**Records for this task**
>>>
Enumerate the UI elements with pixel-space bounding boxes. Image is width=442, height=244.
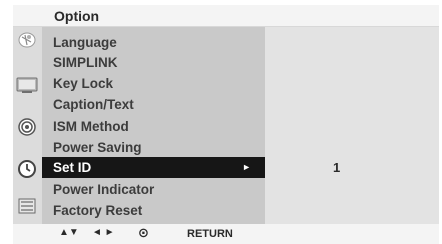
speaker-icon[interactable] xyxy=(16,117,38,137)
menu-item-label: SIMPLINK xyxy=(53,55,118,70)
menu-header: Option xyxy=(13,5,439,27)
menu-item-language[interactable]: Language xyxy=(42,32,265,53)
menu-item-power-indicator[interactable]: Power Indicator xyxy=(42,179,265,200)
right-arrow-icon: ► xyxy=(242,162,251,172)
menu-item-caption-text[interactable]: Caption/Text xyxy=(42,94,265,115)
value-panel xyxy=(265,27,439,224)
menu-item-simplink[interactable]: SIMPLINK xyxy=(42,52,265,73)
menu-item-label: Caption/Text xyxy=(53,97,134,112)
option-icon[interactable] xyxy=(16,196,38,216)
menu-item-label: Factory Reset xyxy=(53,203,143,218)
set-id-value: 1 xyxy=(333,160,341,175)
tv-icon[interactable] xyxy=(16,75,38,95)
left-right-arrows-icon: ◄ ► xyxy=(92,227,115,238)
clock-icon[interactable] xyxy=(16,159,38,179)
menu-item-label: Power Saving xyxy=(53,140,142,155)
enter-button-icon: ⊙ xyxy=(138,225,149,240)
up-down-arrows-icon: ▲▼ xyxy=(59,227,79,238)
menu-item-label: ISM Method xyxy=(53,119,129,134)
menu-item-label: Set ID xyxy=(53,160,92,175)
menu-item-ism-method[interactable]: ISM Method xyxy=(42,116,265,137)
menu-item-label: Power Indicator xyxy=(53,182,155,197)
menu-item-power-saving[interactable]: Power Saving xyxy=(42,137,265,158)
menu-item-factory-reset[interactable]: Factory Reset xyxy=(42,200,265,221)
return-label: RETURN xyxy=(187,228,233,240)
menu-item-key-lock[interactable]: Key Lock xyxy=(42,73,265,94)
footer-nav-hints: ▲▼ ◄ ► ⊙ RETURN xyxy=(13,224,439,244)
menu-title: Option xyxy=(54,8,100,24)
satellite-icon[interactable] xyxy=(16,30,38,50)
menu-item-label: Language xyxy=(53,35,117,50)
menu-item-label: Key Lock xyxy=(53,76,114,91)
menu-item-set-id[interactable]: Set ID ► xyxy=(42,157,265,178)
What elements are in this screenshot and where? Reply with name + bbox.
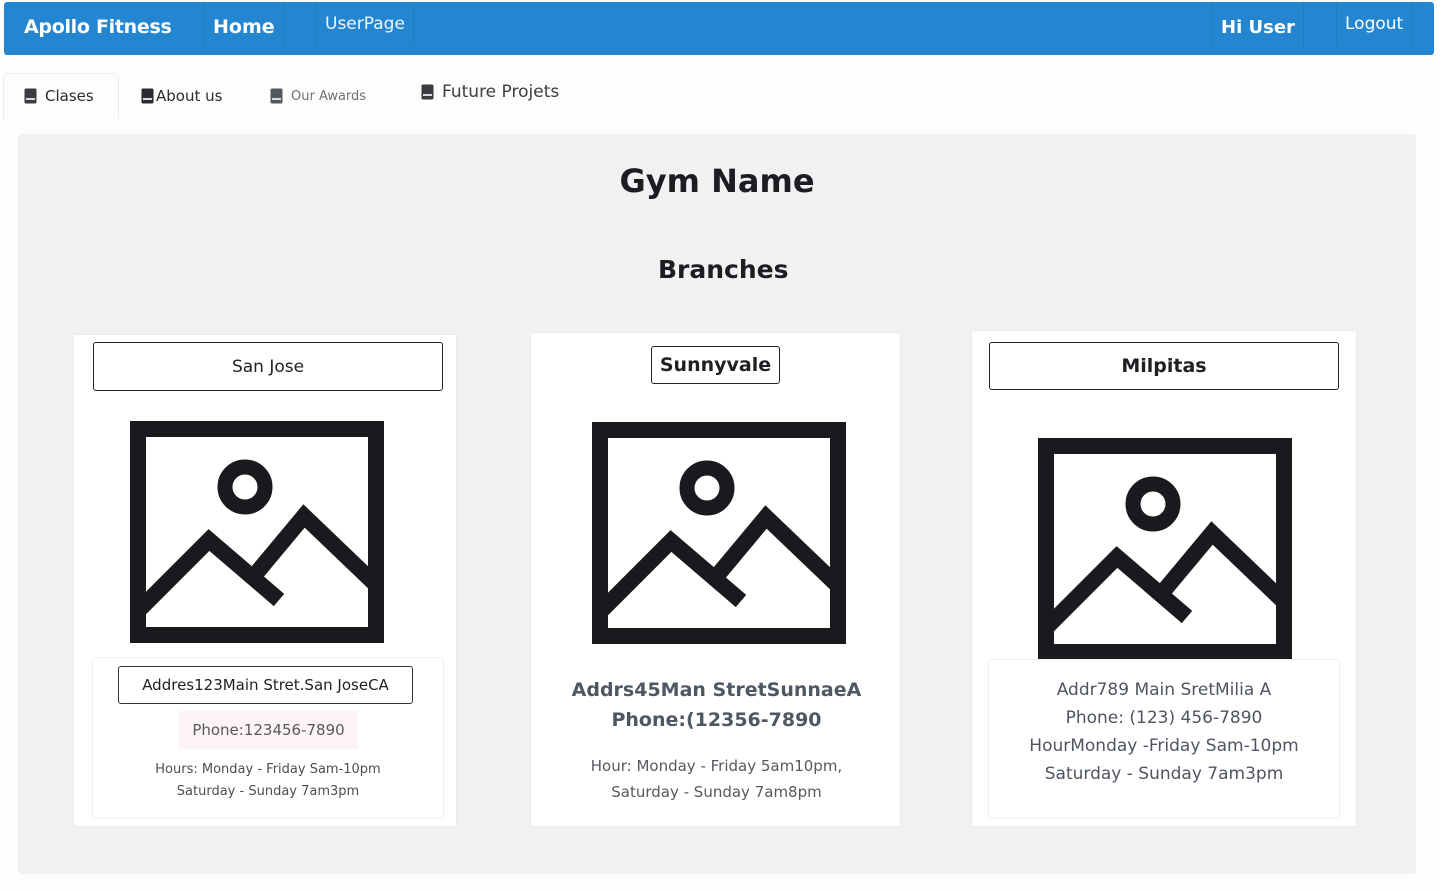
book-icon <box>24 88 37 104</box>
main-panel: Gym Name Branches San Jose Addres123Main… <box>18 134 1416 874</box>
branch-phone: Phone:123456-7890 <box>179 711 358 749</box>
image-placeholder-icon <box>1038 438 1292 660</box>
book-icon <box>141 88 154 104</box>
tab-our-awards[interactable]: Our Awards <box>270 73 366 119</box>
hours-line-1: Hours: Monday - Friday Sam-10pm <box>155 762 381 777</box>
top-navbar: Apollo Fitness Home UserPage Hi User Log… <box>4 2 1434 55</box>
book-icon <box>270 88 283 104</box>
branch-card-san-jose: San Jose Addres123Main Stret.San JoseCA … <box>73 334 457 827</box>
tab-bar: Clases About us Our Awards Future Projet… <box>3 73 603 119</box>
image-placeholder-icon <box>130 421 384 643</box>
hours-line-2: Saturday - Sunday 7am8pm <box>611 783 822 801</box>
branch-details: Addr789 Main SretMilia A Phone: (123) 45… <box>989 676 1339 788</box>
user-greeting[interactable]: Hi User <box>1212 2 1304 52</box>
branch-info-box: Addr789 Main SretMilia A Phone: (123) 45… <box>988 659 1340 819</box>
brand-logo[interactable]: Apollo Fitness <box>16 2 179 52</box>
nav-userpage-link[interactable]: UserPage <box>316 2 414 46</box>
tab-classes[interactable]: Clases <box>3 73 119 119</box>
hours-line-1: Hour: Monday - Friday 5am10pm, <box>590 757 843 775</box>
branches-heading: Branches <box>658 255 789 284</box>
gym-name-heading: Gym Name <box>619 162 815 200</box>
logout-button[interactable]: Logout <box>1336 2 1413 46</box>
tab-label: Future Projets <box>442 82 560 102</box>
hours-line-2: Saturday - Sunday 7am3pm <box>1044 764 1284 784</box>
branch-address: Addres123Main Stret.San JoseCA <box>118 666 413 704</box>
branch-phone: Phone:(12356-7890 <box>611 709 822 731</box>
branch-address: Addr789 Main SretMilia A <box>1056 680 1272 700</box>
image-placeholder-icon <box>592 422 846 644</box>
nav-home-link[interactable]: Home <box>204 2 284 52</box>
book-icon <box>421 84 434 100</box>
hours-line-2: Saturday - Sunday 7am3pm <box>176 784 360 799</box>
branch-hours: Hours: Monday - Friday Sam-10pm Saturday… <box>93 759 443 803</box>
branch-card-sunnyvale: Sunnyvale Addrs45Man StretSunnaeA Phone:… <box>530 332 901 827</box>
tab-label: Clases <box>45 87 94 105</box>
tab-label: About us <box>156 87 223 105</box>
branch-info-box: Addres123Main Stret.San JoseCA Phone:123… <box>92 657 444 819</box>
branch-phone: Phone: (123) 456-7890 <box>1065 708 1263 728</box>
branch-name-button[interactable]: Sunnyvale <box>651 346 780 384</box>
branch-card-milpitas: Milpitas Addr789 Main SretMilia A Phone:… <box>971 330 1357 827</box>
branch-name-button[interactable]: Milpitas <box>989 342 1339 390</box>
branch-name-button[interactable]: San Jose <box>93 342 443 391</box>
hours-line-1: HourMonday -Friday Sam-10pm <box>1029 736 1299 756</box>
branch-contact: Addrs45Man StretSunnaeA Phone:(12356-789… <box>531 675 902 735</box>
branch-hours: Hour: Monday - Friday 5am10pm, Saturday … <box>531 753 902 805</box>
branch-address: Addrs45Man StretSunnaeA <box>571 679 862 701</box>
tab-future-projects[interactable]: Future Projets <box>421 69 559 115</box>
tab-about-us[interactable]: About us <box>141 73 222 119</box>
tab-label: Our Awards <box>291 88 367 104</box>
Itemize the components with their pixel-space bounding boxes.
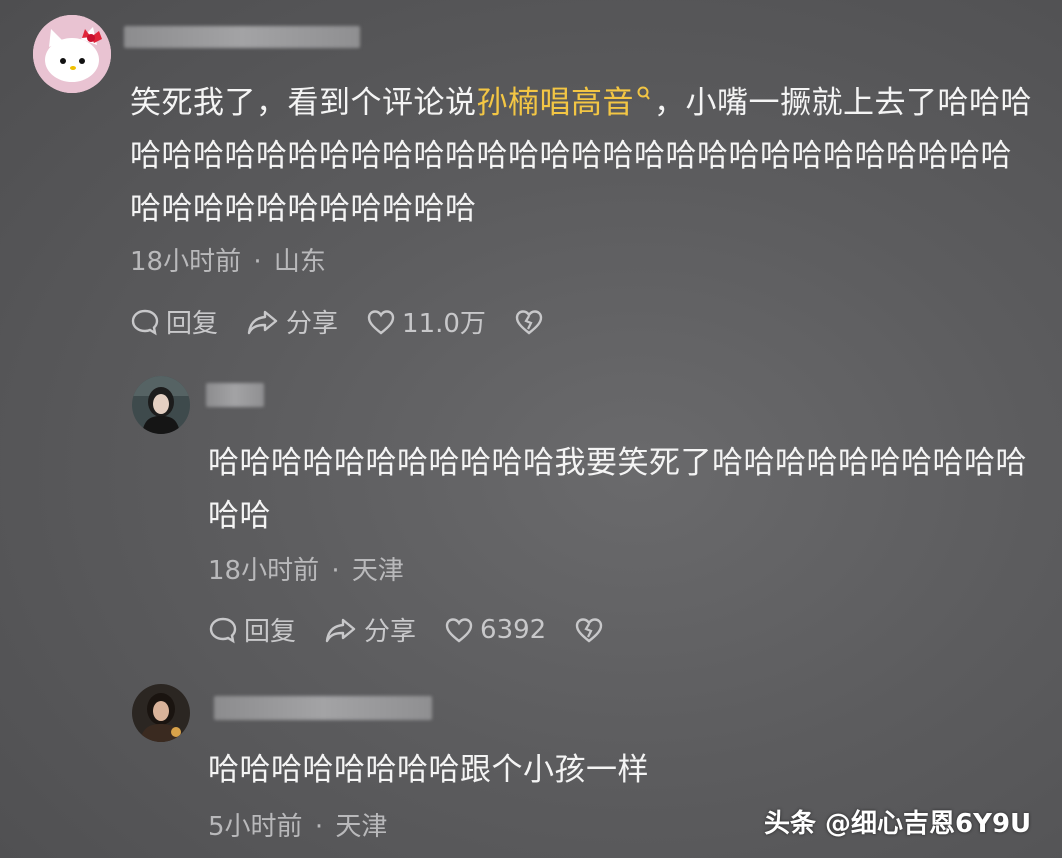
share-arrow-icon	[247, 310, 278, 334]
speech-bubble-icon	[209, 617, 237, 643]
comment-location: 天津	[351, 556, 404, 586]
comment-text-pre: 笑死我了，看到个评论说	[130, 85, 477, 121]
comment-text: 哈哈哈哈哈哈哈哈跟个小孩一样	[208, 752, 649, 788]
share-label: 分享	[364, 617, 417, 647]
reply-label: 回复	[244, 617, 297, 647]
comment-time: 5小时前	[208, 812, 303, 842]
share-button[interactable]: 分享	[324, 611, 416, 648]
reply-button[interactable]: 回复	[130, 303, 218, 340]
share-button[interactable]: 分享	[246, 303, 338, 340]
watermark: 头条 @细心吉恩6Y9U	[764, 809, 1032, 839]
user-photo-avatar-icon	[132, 684, 190, 742]
hello-kitty-avatar-icon	[33, 15, 111, 93]
broken-heart-icon	[576, 617, 603, 643]
meta-separator: ·	[253, 247, 262, 277]
broken-heart-icon	[515, 309, 543, 335]
like-count: 6392	[480, 614, 547, 645]
comment-meta: 18小时前 · 天津	[208, 550, 404, 587]
comment-text: 哈哈哈哈哈哈哈哈哈哈哈我要笑死了哈哈哈哈哈哈哈哈哈哈哈哈	[208, 445, 1027, 534]
like-count: 11.0万	[402, 309, 486, 339]
comment-actions: 回复 分享 11.0万	[130, 303, 578, 340]
comment-location: 山东	[273, 247, 326, 277]
avatar[interactable]	[33, 15, 111, 93]
comment-time: 18小时前	[208, 556, 320, 586]
username-blurred[interactable]	[214, 696, 432, 720]
search-icon[interactable]	[636, 85, 652, 105]
avatar[interactable]	[132, 376, 190, 434]
like-button[interactable]: 11.0万	[366, 303, 486, 340]
comment-actions: 回复 分享 6392	[208, 611, 638, 648]
avatar[interactable]	[132, 684, 190, 742]
speech-bubble-icon	[131, 309, 159, 335]
username-blurred[interactable]	[124, 26, 360, 48]
comment-time: 18小时前	[130, 247, 242, 277]
search-highlight-link[interactable]: 孙楠唱高音	[477, 85, 635, 121]
user-photo-avatar-icon	[132, 376, 190, 434]
dislike-button[interactable]	[514, 307, 550, 337]
meta-separator: ·	[331, 556, 340, 586]
comment-meta: 5小时前 · 天津	[208, 806, 387, 843]
like-button[interactable]: 6392	[444, 615, 546, 645]
meta-separator: ·	[314, 812, 324, 842]
heart-icon	[445, 617, 473, 643]
heart-icon	[367, 309, 395, 335]
comment-meta: 18小时前 · 山东	[130, 241, 326, 278]
reply-button[interactable]: 回复	[208, 611, 296, 648]
username-blurred[interactable]	[206, 383, 264, 407]
comment-location: 天津	[335, 812, 388, 842]
share-label: 分享	[286, 309, 339, 339]
share-arrow-icon	[325, 618, 356, 642]
reply-label: 回复	[166, 309, 219, 339]
comment-text: 笑死我了，看到个评论说孙楠唱高音 ，小嘴一撅就上去了哈哈哈哈哈哈哈哈哈哈哈哈哈哈哈…	[130, 77, 1035, 236]
dislike-button[interactable]	[574, 615, 610, 645]
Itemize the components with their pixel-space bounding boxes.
<<<
**Objective**
Retype the lines of the listing, beginning at the line that contains "speaker-icon[interactable] xyxy=(16,117,38,137)" and stopping after the line that contains "menu-item-simplink[interactable]: SIMPLINK xyxy=(42,52,265,73)".

**Full output**
speaker-icon[interactable] xyxy=(16,117,38,137)
menu-item-label: SIMPLINK xyxy=(53,55,118,70)
menu-header: Option xyxy=(13,5,439,27)
menu-item-language[interactable]: Language xyxy=(42,32,265,53)
menu-item-power-indicator[interactable]: Power Indicator xyxy=(42,179,265,200)
right-arrow-icon: ► xyxy=(242,162,251,172)
menu-item-caption-text[interactable]: Caption/Text xyxy=(42,94,265,115)
value-panel xyxy=(265,27,439,224)
menu-item-simplink[interactable]: SIMPLINK xyxy=(42,52,265,73)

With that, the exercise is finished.